- **WHAT THE TASK ASKS**: Which lines below hold the word "xlabel"? Report each one.

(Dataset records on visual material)
** begin **

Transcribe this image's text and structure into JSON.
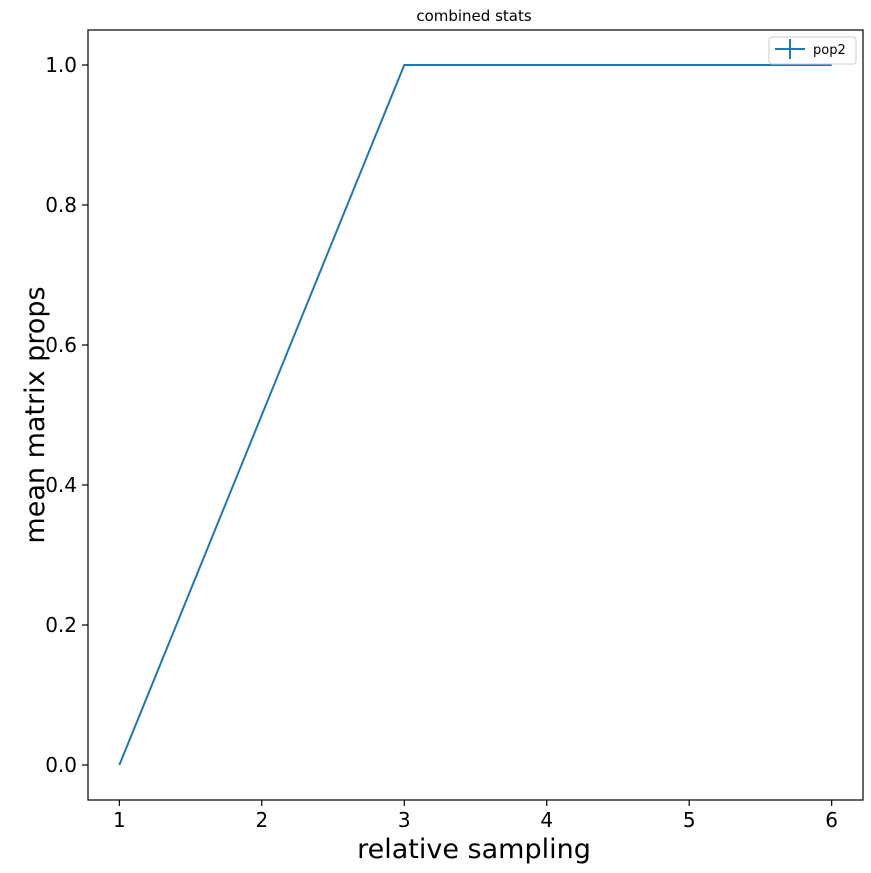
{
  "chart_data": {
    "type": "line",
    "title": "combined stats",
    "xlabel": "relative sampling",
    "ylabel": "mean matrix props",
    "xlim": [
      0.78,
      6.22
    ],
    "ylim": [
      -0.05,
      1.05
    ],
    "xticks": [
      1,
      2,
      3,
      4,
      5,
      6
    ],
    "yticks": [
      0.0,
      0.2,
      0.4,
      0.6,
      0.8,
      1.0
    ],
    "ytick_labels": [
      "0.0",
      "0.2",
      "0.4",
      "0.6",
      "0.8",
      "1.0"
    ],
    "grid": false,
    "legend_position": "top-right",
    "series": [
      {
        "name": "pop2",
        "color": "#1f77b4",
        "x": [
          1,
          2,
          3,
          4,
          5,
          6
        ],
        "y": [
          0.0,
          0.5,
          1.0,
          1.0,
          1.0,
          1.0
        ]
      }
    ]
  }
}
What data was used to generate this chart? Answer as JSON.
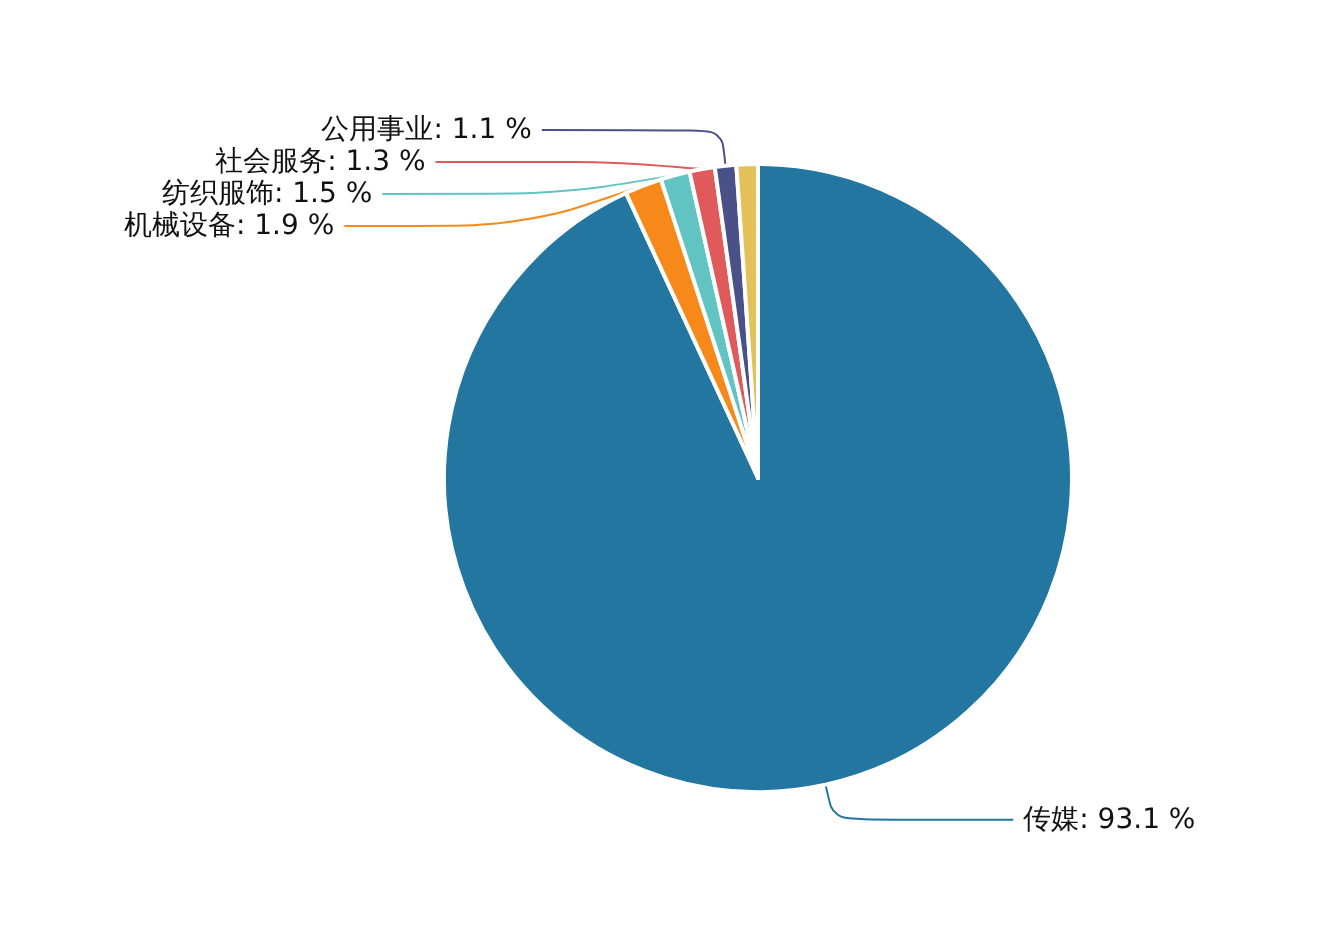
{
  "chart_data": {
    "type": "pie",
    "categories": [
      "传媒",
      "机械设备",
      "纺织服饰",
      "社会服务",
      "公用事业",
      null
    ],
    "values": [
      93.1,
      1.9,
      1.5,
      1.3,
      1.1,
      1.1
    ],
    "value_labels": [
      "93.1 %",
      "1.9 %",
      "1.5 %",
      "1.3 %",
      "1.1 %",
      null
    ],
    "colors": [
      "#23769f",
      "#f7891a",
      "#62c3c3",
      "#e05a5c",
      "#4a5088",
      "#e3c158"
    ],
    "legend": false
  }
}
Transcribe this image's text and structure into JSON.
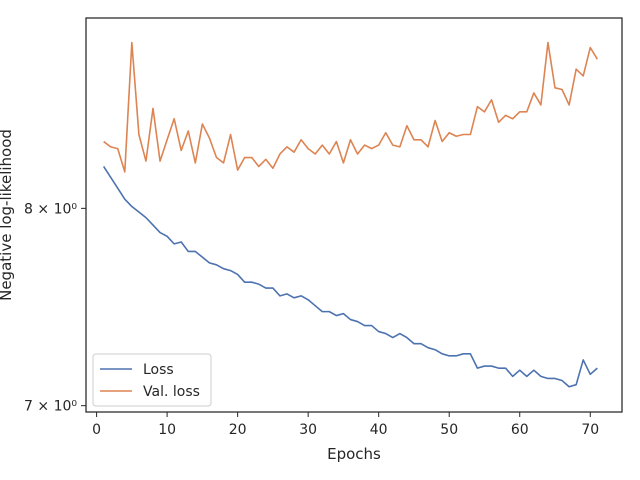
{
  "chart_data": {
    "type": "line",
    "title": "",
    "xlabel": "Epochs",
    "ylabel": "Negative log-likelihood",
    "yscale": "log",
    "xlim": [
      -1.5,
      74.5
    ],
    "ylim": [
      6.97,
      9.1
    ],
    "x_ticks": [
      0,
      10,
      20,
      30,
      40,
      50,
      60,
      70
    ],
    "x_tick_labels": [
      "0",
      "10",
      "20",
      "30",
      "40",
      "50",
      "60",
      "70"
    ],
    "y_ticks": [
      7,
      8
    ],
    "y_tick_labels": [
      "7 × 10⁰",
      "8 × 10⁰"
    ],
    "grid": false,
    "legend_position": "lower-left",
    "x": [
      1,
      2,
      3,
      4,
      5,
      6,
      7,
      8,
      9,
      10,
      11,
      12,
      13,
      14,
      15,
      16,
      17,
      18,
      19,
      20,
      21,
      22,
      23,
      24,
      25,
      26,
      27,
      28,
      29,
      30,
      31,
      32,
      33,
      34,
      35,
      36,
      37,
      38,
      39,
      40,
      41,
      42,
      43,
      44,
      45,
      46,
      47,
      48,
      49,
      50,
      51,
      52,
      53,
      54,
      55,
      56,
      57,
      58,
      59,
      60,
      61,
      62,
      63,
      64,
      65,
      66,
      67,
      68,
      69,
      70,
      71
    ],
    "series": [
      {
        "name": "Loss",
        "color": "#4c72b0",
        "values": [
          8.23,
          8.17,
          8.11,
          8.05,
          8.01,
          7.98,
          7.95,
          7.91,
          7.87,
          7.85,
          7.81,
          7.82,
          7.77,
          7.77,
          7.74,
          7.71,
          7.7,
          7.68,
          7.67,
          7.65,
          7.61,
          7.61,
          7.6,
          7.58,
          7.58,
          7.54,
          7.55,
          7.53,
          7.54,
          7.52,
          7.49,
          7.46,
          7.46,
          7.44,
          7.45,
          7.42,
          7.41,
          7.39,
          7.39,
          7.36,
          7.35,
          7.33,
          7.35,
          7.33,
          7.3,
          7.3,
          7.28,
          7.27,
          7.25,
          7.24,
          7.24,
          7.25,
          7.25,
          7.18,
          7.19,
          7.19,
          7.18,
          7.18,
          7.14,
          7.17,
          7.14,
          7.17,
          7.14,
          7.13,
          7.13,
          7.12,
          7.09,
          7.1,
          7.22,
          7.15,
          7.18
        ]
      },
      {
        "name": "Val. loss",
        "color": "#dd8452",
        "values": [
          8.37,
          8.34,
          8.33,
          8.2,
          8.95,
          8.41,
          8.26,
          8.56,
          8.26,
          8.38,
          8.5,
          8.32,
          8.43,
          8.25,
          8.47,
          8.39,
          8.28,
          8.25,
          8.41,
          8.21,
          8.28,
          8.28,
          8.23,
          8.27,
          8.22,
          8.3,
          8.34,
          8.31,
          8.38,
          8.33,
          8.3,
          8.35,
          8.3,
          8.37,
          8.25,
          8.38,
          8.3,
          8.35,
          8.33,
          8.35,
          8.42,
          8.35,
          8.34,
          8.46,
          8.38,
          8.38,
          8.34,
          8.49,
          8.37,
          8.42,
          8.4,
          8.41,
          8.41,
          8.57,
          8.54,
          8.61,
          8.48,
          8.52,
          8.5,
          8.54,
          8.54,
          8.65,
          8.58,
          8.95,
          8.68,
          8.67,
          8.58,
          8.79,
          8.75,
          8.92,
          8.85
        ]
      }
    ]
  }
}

** end **

- **ANSWER TO THIS PROBLEM**:
    "xlabel": "relative sampling",
    "xlabel": "Epochs",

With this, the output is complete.